*Extracted material:*

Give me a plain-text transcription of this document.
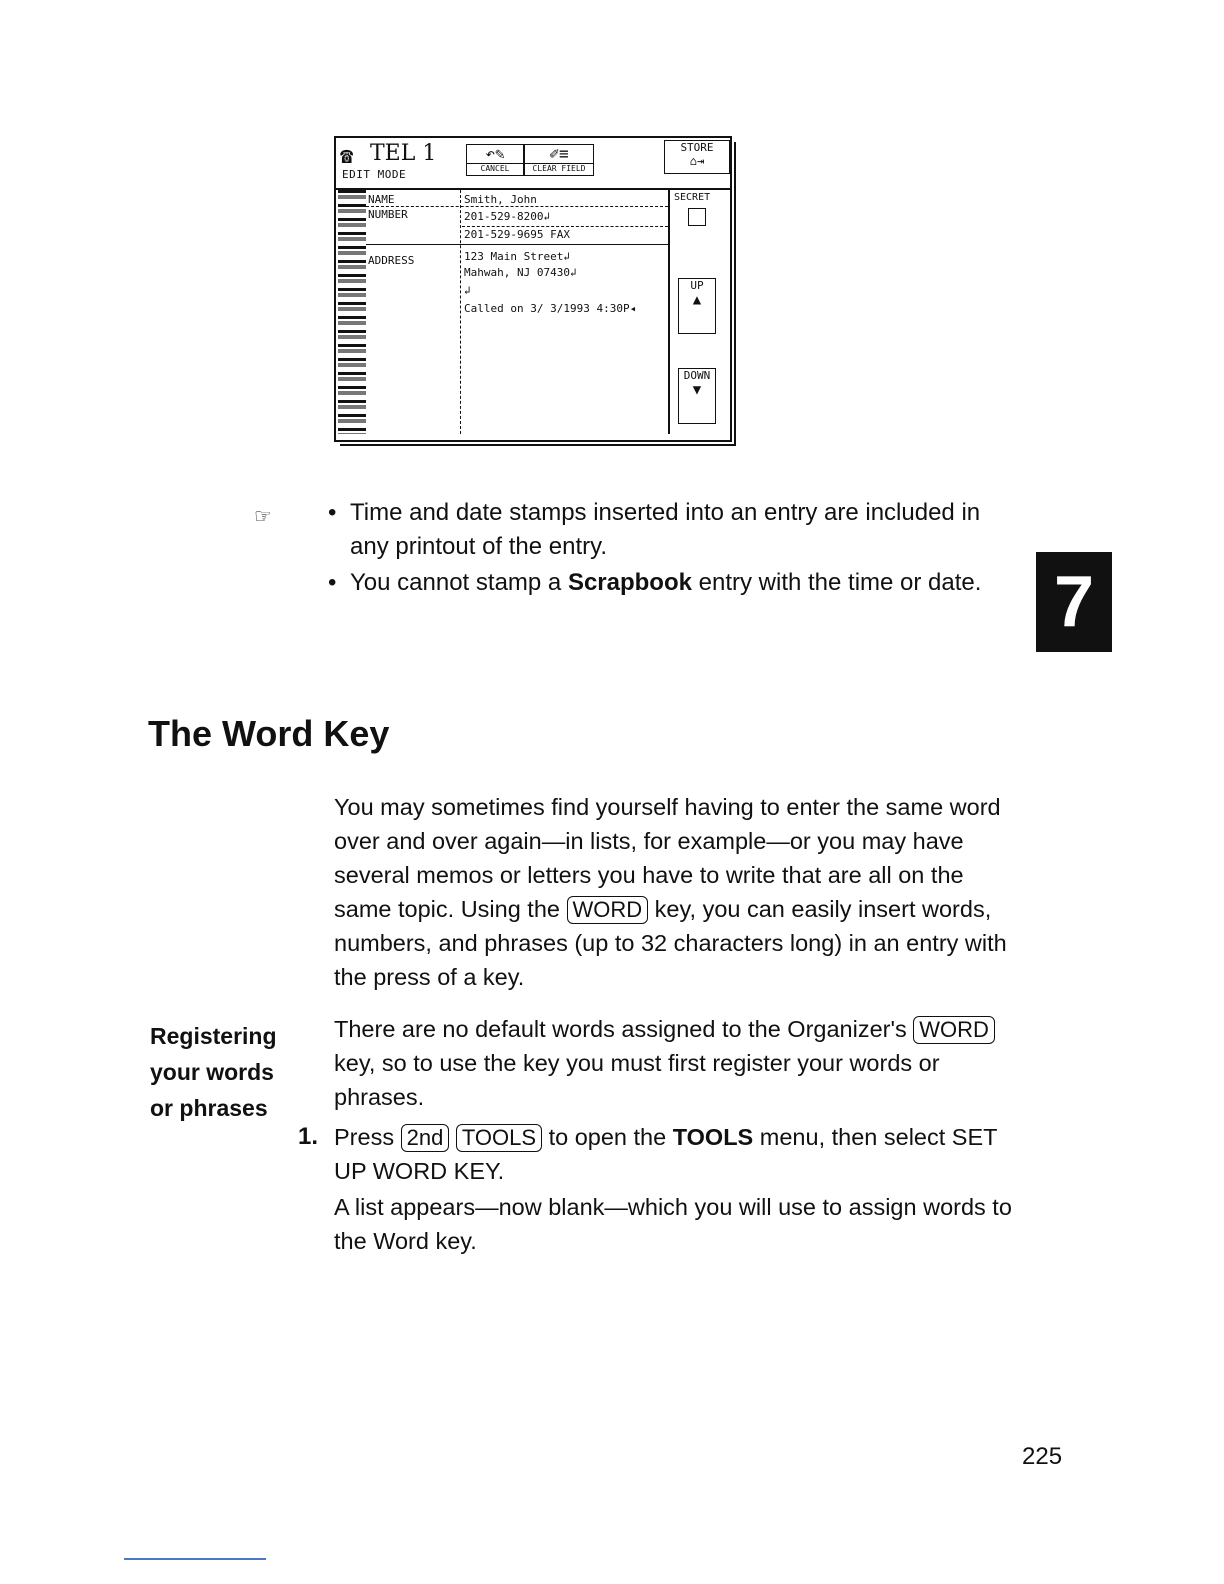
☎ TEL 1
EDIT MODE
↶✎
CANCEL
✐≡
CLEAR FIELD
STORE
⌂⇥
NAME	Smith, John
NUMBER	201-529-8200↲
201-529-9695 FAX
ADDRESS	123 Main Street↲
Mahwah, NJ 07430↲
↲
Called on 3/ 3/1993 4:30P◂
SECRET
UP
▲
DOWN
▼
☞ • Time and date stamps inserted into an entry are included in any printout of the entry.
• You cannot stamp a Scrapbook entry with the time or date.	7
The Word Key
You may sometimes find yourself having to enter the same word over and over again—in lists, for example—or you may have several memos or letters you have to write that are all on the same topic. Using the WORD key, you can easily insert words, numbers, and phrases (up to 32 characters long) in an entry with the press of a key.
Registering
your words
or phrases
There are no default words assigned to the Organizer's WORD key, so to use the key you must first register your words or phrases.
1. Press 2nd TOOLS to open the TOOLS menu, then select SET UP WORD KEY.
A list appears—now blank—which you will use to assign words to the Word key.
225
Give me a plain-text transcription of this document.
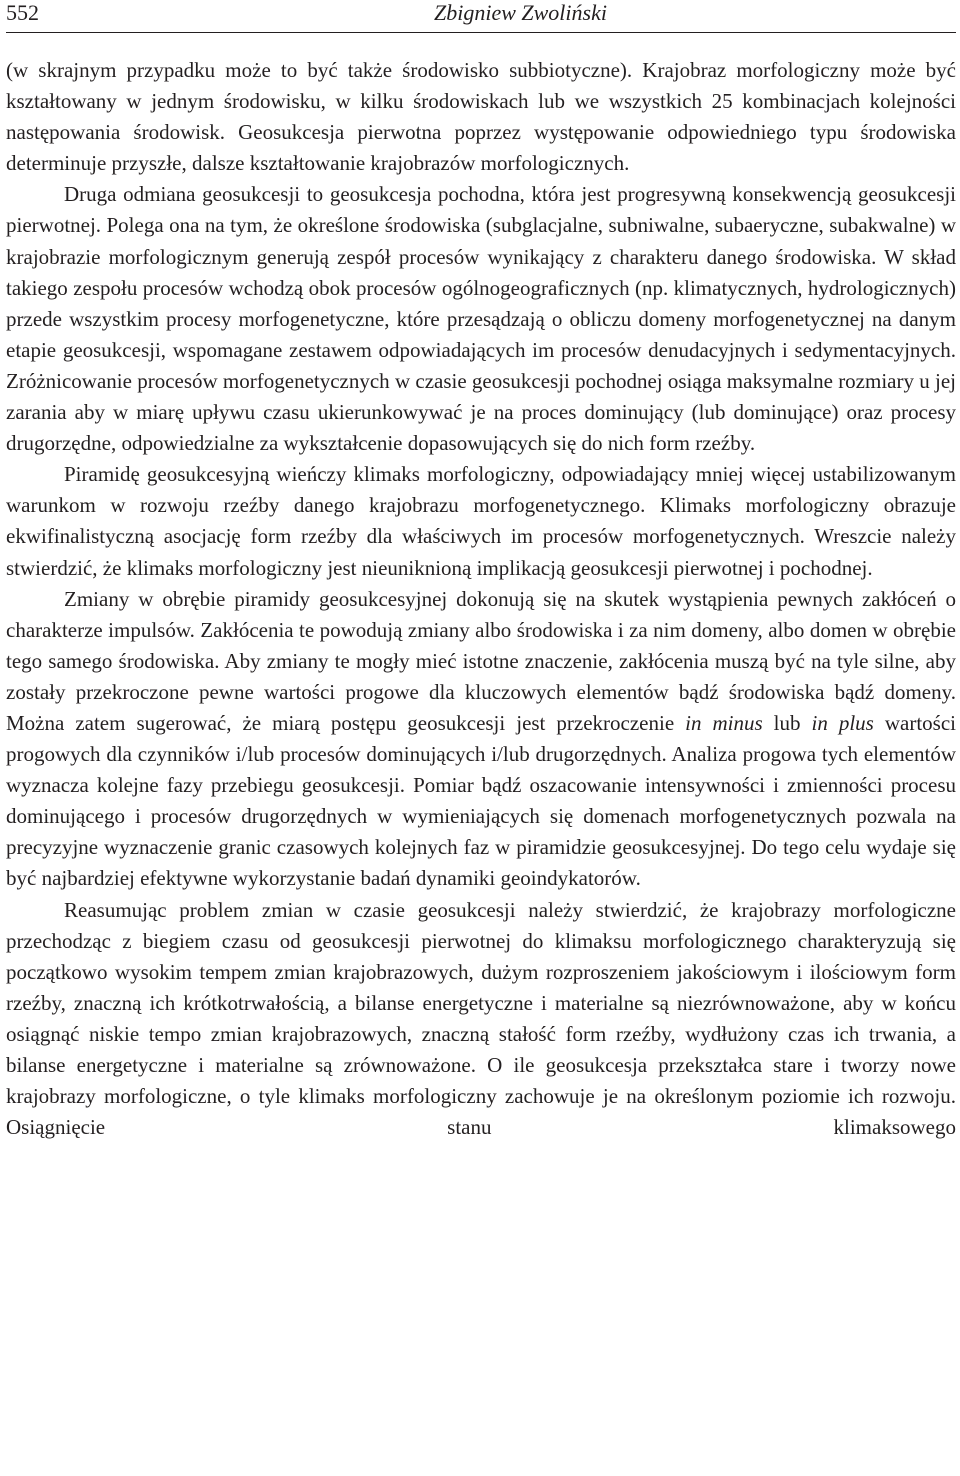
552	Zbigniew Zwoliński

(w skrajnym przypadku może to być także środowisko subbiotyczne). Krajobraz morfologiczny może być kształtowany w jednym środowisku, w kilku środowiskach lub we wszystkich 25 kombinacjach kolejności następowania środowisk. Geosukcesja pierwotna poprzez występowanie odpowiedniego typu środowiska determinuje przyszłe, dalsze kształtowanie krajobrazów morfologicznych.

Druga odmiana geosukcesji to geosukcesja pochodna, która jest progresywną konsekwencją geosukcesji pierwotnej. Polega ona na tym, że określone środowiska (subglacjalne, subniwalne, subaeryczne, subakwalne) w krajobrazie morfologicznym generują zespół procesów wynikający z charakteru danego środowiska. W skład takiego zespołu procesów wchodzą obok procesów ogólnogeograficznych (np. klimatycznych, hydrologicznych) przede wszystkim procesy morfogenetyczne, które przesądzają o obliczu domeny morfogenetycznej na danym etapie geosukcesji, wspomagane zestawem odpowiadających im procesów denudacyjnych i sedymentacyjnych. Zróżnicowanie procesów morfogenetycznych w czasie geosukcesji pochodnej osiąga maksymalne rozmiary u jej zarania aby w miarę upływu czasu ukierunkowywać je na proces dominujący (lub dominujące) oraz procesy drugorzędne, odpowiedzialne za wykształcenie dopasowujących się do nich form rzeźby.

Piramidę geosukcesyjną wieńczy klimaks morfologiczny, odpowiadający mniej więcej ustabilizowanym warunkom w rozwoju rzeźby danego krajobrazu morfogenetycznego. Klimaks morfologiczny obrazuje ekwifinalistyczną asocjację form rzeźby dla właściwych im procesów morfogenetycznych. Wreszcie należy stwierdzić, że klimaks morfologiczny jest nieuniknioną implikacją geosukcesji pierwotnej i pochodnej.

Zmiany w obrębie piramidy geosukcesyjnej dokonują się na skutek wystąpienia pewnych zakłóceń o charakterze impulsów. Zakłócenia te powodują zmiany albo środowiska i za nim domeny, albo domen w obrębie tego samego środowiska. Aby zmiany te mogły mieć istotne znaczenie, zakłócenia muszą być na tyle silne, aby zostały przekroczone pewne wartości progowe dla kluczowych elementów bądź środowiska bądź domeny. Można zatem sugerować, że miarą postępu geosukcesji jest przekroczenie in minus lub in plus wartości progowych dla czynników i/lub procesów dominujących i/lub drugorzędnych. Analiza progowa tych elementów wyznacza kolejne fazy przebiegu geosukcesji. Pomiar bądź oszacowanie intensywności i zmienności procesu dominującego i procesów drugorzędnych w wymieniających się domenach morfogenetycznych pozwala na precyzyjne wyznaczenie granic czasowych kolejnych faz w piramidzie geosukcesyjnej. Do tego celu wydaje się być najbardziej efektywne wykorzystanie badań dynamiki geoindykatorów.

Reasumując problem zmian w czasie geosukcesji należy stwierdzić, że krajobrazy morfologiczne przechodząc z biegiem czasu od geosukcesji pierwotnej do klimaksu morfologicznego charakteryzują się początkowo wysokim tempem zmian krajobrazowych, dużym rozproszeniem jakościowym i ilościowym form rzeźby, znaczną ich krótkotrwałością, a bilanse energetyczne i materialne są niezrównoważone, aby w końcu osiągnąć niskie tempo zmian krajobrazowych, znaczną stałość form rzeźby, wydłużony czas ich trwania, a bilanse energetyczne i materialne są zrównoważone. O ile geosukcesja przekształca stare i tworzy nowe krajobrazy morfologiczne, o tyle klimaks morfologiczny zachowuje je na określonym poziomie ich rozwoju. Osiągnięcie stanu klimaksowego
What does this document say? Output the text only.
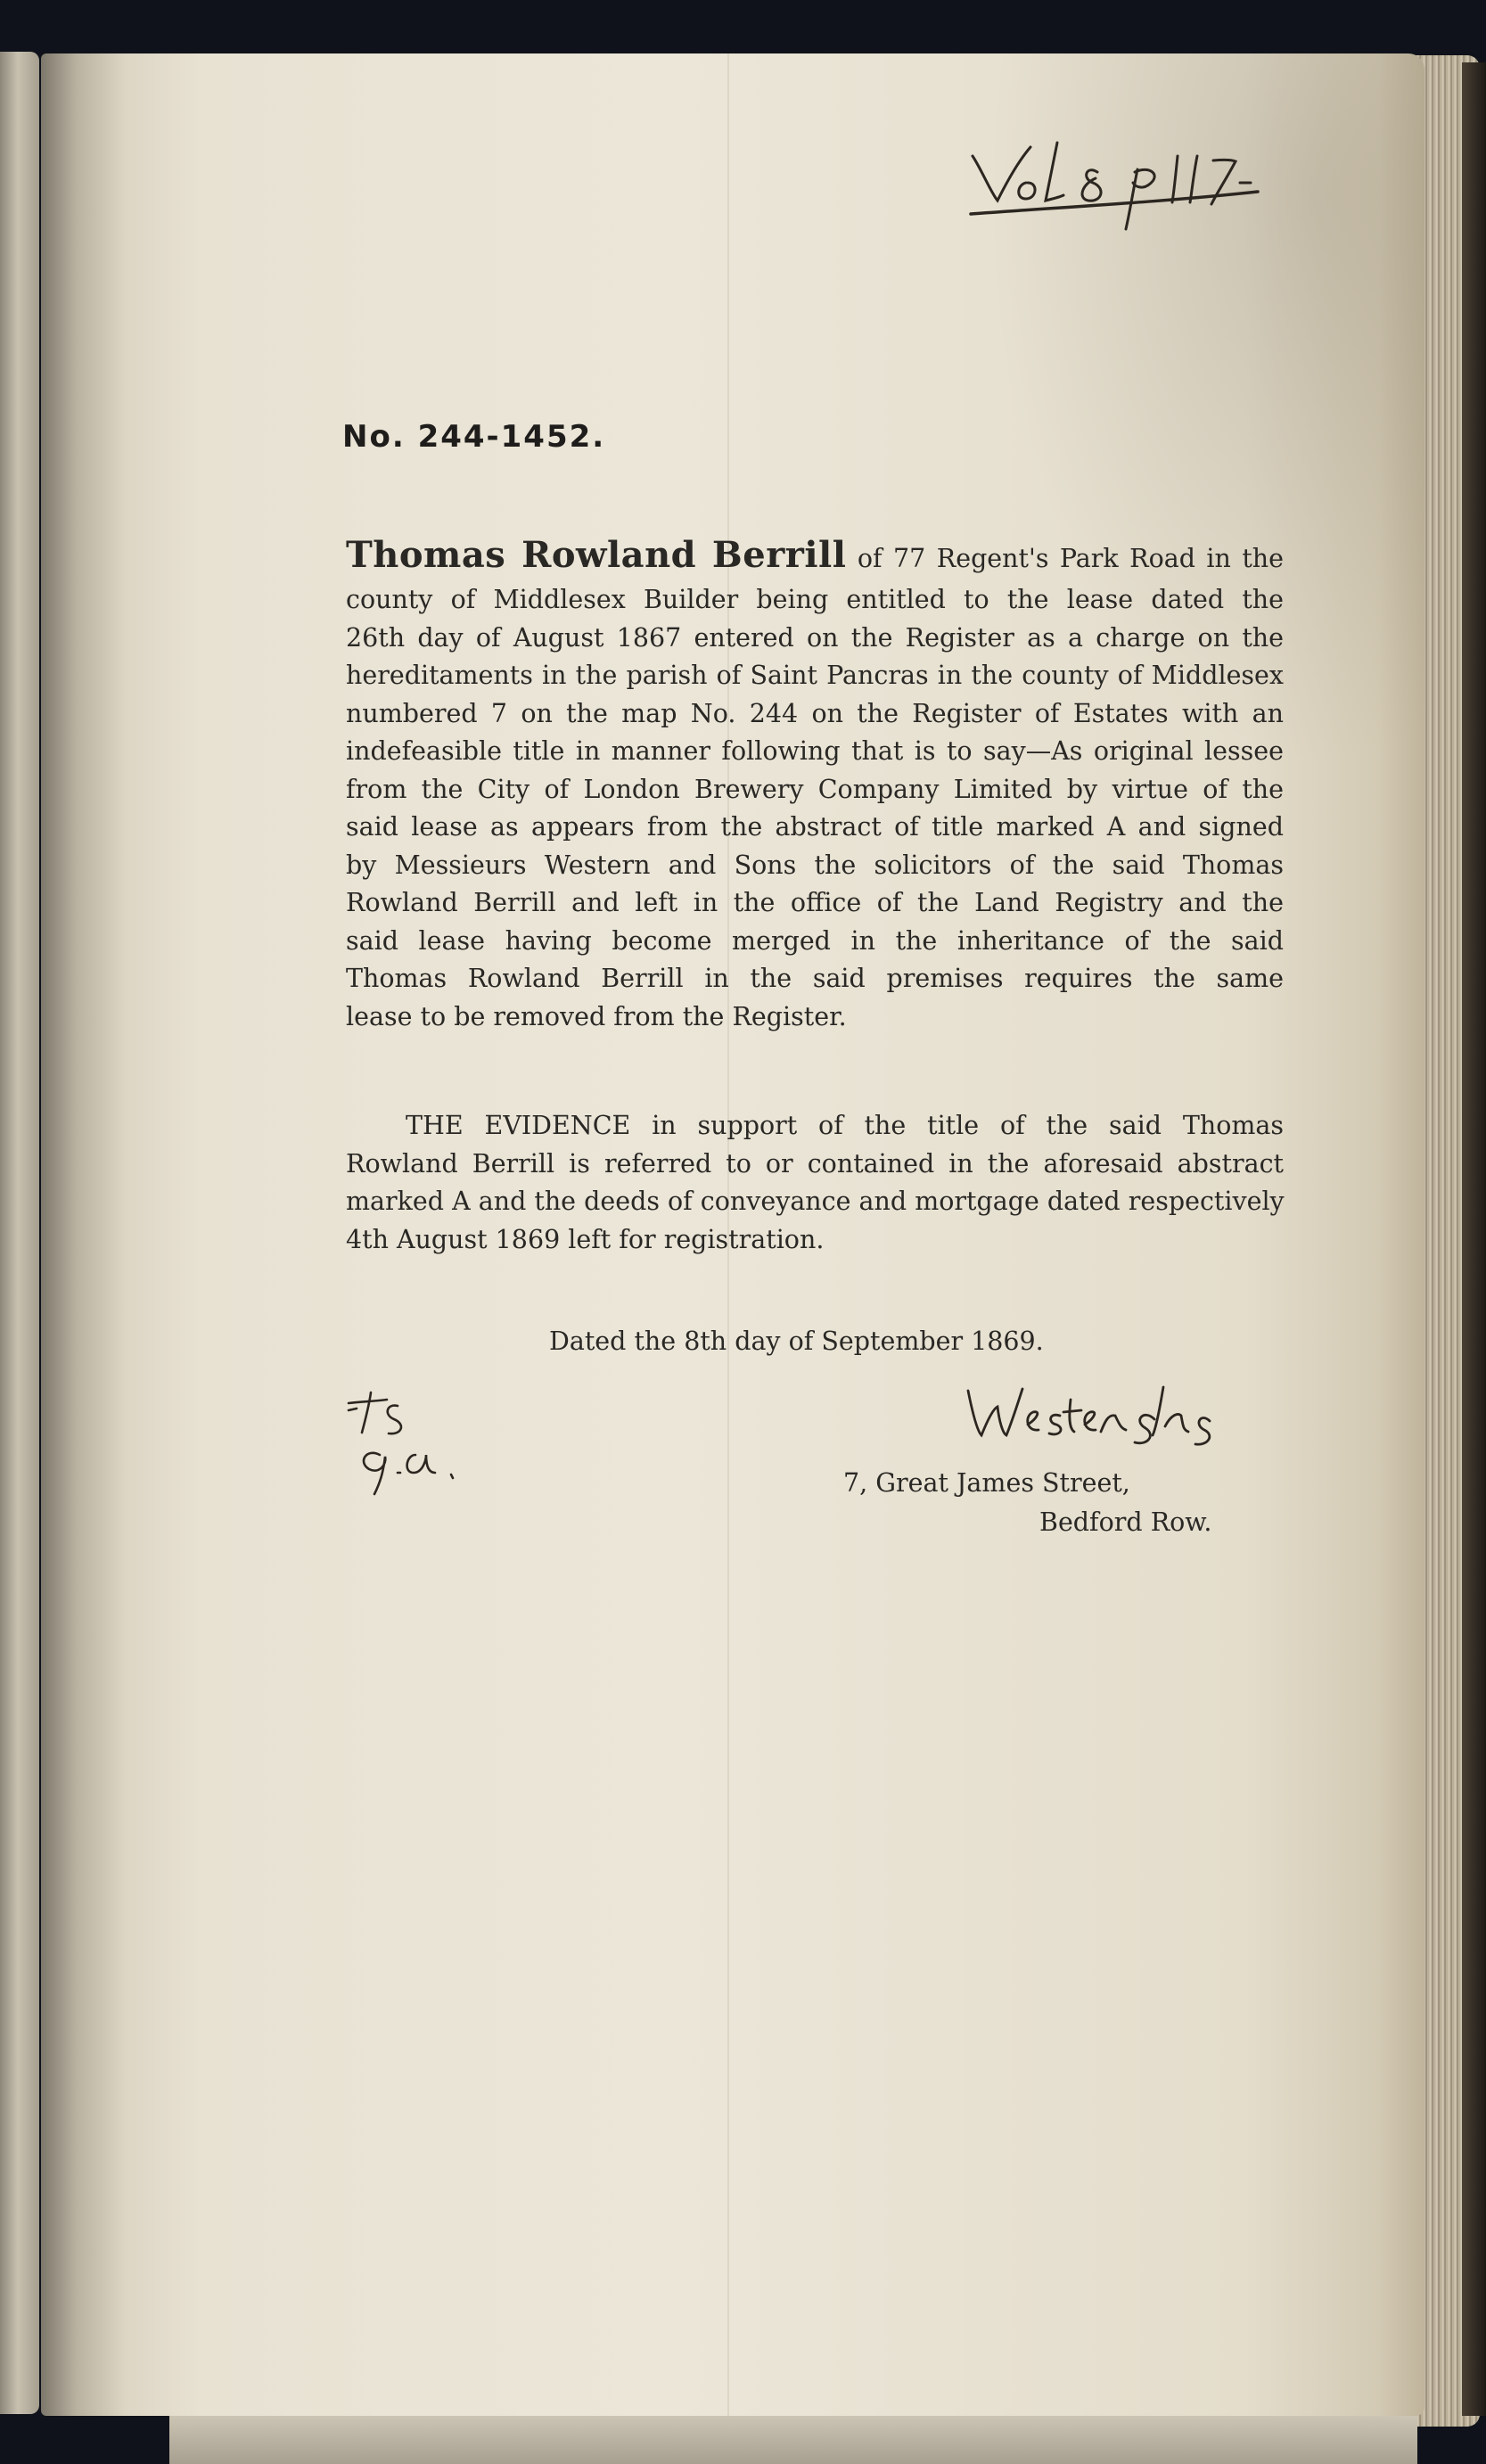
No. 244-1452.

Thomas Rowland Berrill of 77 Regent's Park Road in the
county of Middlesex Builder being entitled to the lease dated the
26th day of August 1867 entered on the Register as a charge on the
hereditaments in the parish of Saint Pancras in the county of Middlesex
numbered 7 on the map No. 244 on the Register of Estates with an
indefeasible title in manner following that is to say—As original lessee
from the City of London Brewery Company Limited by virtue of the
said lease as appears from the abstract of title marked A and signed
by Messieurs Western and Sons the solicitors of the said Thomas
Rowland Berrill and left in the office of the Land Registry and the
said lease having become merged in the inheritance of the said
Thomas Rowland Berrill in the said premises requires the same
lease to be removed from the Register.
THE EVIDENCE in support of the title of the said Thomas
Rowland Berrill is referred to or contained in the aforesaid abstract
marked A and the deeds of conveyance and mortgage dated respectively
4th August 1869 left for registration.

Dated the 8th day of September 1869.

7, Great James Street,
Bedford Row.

*Requirement:* Return each line of the data that contains the string "August".

*Task response:*
26th day of August 1867 entered on the Register as a charge on the
4th August 1869 left for registration.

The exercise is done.